→ Problem to solve
Transcribe the data that follows precisely, omitting nothing.

Collection entries:
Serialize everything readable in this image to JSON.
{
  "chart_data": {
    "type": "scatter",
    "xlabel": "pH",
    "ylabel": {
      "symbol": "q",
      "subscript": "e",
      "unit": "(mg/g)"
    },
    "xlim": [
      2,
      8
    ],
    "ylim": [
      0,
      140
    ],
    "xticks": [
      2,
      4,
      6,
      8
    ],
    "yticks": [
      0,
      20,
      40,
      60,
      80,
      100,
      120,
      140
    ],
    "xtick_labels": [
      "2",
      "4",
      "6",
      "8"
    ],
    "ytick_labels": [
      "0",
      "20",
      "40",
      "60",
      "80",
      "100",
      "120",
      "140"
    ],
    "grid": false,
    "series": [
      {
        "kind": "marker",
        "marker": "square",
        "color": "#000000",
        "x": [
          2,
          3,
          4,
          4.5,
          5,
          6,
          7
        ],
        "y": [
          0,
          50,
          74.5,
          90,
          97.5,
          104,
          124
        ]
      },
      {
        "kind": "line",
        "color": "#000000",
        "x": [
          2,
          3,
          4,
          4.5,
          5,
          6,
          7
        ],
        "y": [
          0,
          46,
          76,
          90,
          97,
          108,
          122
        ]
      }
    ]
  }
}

→ Full response
Serialize everything readable in this image to JSON.
{
  "chart_data": {
    "type": "scatter",
    "xlabel": "pH",
    "ylabel": {
      "symbol": "q",
      "subscript": "e",
      "unit": "(mg/g)"
    },
    "xlim": [
      2,
      8
    ],
    "ylim": [
      0,
      140
    ],
    "xticks": [
      2,
      4,
      6,
      8
    ],
    "yticks": [
      0,
      20,
      40,
      60,
      80,
      100,
      120,
      140
    ],
    "xtick_labels": [
      "2",
      "4",
      "6",
      "8"
    ],
    "ytick_labels": [
      "0",
      "20",
      "40",
      "60",
      "80",
      "100",
      "120",
      "140"
    ],
    "grid": false,
    "series": [
      {
        "kind": "marker",
        "marker": "square",
        "color": "#000000",
        "x": [
          2,
          3,
          4,
          4.5,
          5,
          6,
          7
        ],
        "y": [
          0,
          50,
          74.5,
          90,
          97.5,
          104,
          124
        ]
      },
      {
        "kind": "line",
        "color": "#000000",
        "x": [
          2,
          3,
          4,
          4.5,
          5,
          6,
          7
        ],
        "y": [
          0,
          46,
          76,
          90,
          97,
          108,
          122
        ]
      }
    ]
  }
}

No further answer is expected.